Make an exact copy of all the entries, but do not reproduce the pictures.
::: Stored data
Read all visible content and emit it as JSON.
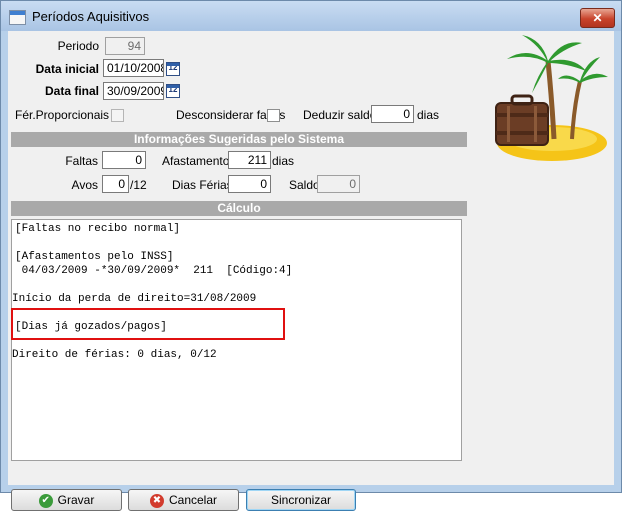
{
  "window": {
    "title": "Períodos Aquisitivos",
    "close_glyph": "✕"
  },
  "form": {
    "periodo": {
      "label": "Periodo",
      "value": "94"
    },
    "data_inicial": {
      "label": "Data inicial",
      "value": "01/10/2008"
    },
    "data_final": {
      "label": "Data final",
      "value": "30/09/2009"
    },
    "calendar_glyph": "12",
    "fer_proporcionais": {
      "label": "Fér.Proporcionais",
      "checked": false
    },
    "desconsiderar_faltas": {
      "label": "Desconsiderar faltas",
      "checked": false
    },
    "deduzir_saldo": {
      "label": "Deduzir saldo",
      "value": "0",
      "unit": "dias"
    }
  },
  "sugeridas": {
    "header": "Informações Sugeridas pelo Sistema",
    "faltas": {
      "label": "Faltas",
      "value": "0"
    },
    "afastamento": {
      "label": "Afastamento",
      "value": "211",
      "unit": "dias"
    },
    "avos": {
      "label": "Avos",
      "value": "0",
      "unit": "/12"
    },
    "dias_ferias": {
      "label": "Dias Férias",
      "value": "0"
    },
    "saldo": {
      "label": "Saldo",
      "value": "0"
    }
  },
  "calculo": {
    "header": "Cálculo",
    "lines": [
      "[Faltas no recibo normal]",
      "",
      "[Afastamentos pelo INSS]",
      " 04/03/2009 -*30/09/2009*  211  [Código:4]",
      "",
      "Início da perda de direito=31/08/2009",
      "",
      "[Dias já gozados/pagos]",
      "",
      "Direito de férias: 0 dias, 0/12"
    ]
  },
  "buttons": {
    "gravar": "Gravar",
    "cancelar": "Cancelar",
    "sincronizar": "Sincronizar"
  },
  "colors": {
    "section_bg": "#a9a9a9",
    "highlight": "#e01010",
    "frame": "#b7d0ea"
  }
}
::::::
__Response__.
Read all visible content and emit it as JSON.
{
  "window": {
    "title": "Períodos Aquisitivos",
    "close_glyph": "✕"
  },
  "form": {
    "periodo": {
      "label": "Periodo",
      "value": "94"
    },
    "data_inicial": {
      "label": "Data inicial",
      "value": "01/10/2008"
    },
    "data_final": {
      "label": "Data final",
      "value": "30/09/2009"
    },
    "calendar_glyph": "12",
    "fer_proporcionais": {
      "label": "Fér.Proporcionais",
      "checked": false
    },
    "desconsiderar_faltas": {
      "label": "Desconsiderar faltas",
      "checked": false
    },
    "deduzir_saldo": {
      "label": "Deduzir saldo",
      "value": "0",
      "unit": "dias"
    }
  },
  "sugeridas": {
    "header": "Informações Sugeridas pelo Sistema",
    "faltas": {
      "label": "Faltas",
      "value": "0"
    },
    "afastamento": {
      "label": "Afastamento",
      "value": "211",
      "unit": "dias"
    },
    "avos": {
      "label": "Avos",
      "value": "0",
      "unit": "/12"
    },
    "dias_ferias": {
      "label": "Dias Férias",
      "value": "0"
    },
    "saldo": {
      "label": "Saldo",
      "value": "0"
    }
  },
  "calculo": {
    "header": "Cálculo",
    "lines": [
      "[Faltas no recibo normal]",
      "",
      "[Afastamentos pelo INSS]",
      " 04/03/2009 -*30/09/2009*  211  [Código:4]",
      "",
      "Início da perda de direito=31/08/2009",
      "",
      "[Dias já gozados/pagos]",
      "",
      "Direito de férias: 0 dias, 0/12"
    ]
  },
  "buttons": {
    "gravar": "Gravar",
    "cancelar": "Cancelar",
    "sincronizar": "Sincronizar"
  },
  "colors": {
    "section_bg": "#a9a9a9",
    "highlight": "#e01010",
    "frame": "#b7d0ea"
  }
}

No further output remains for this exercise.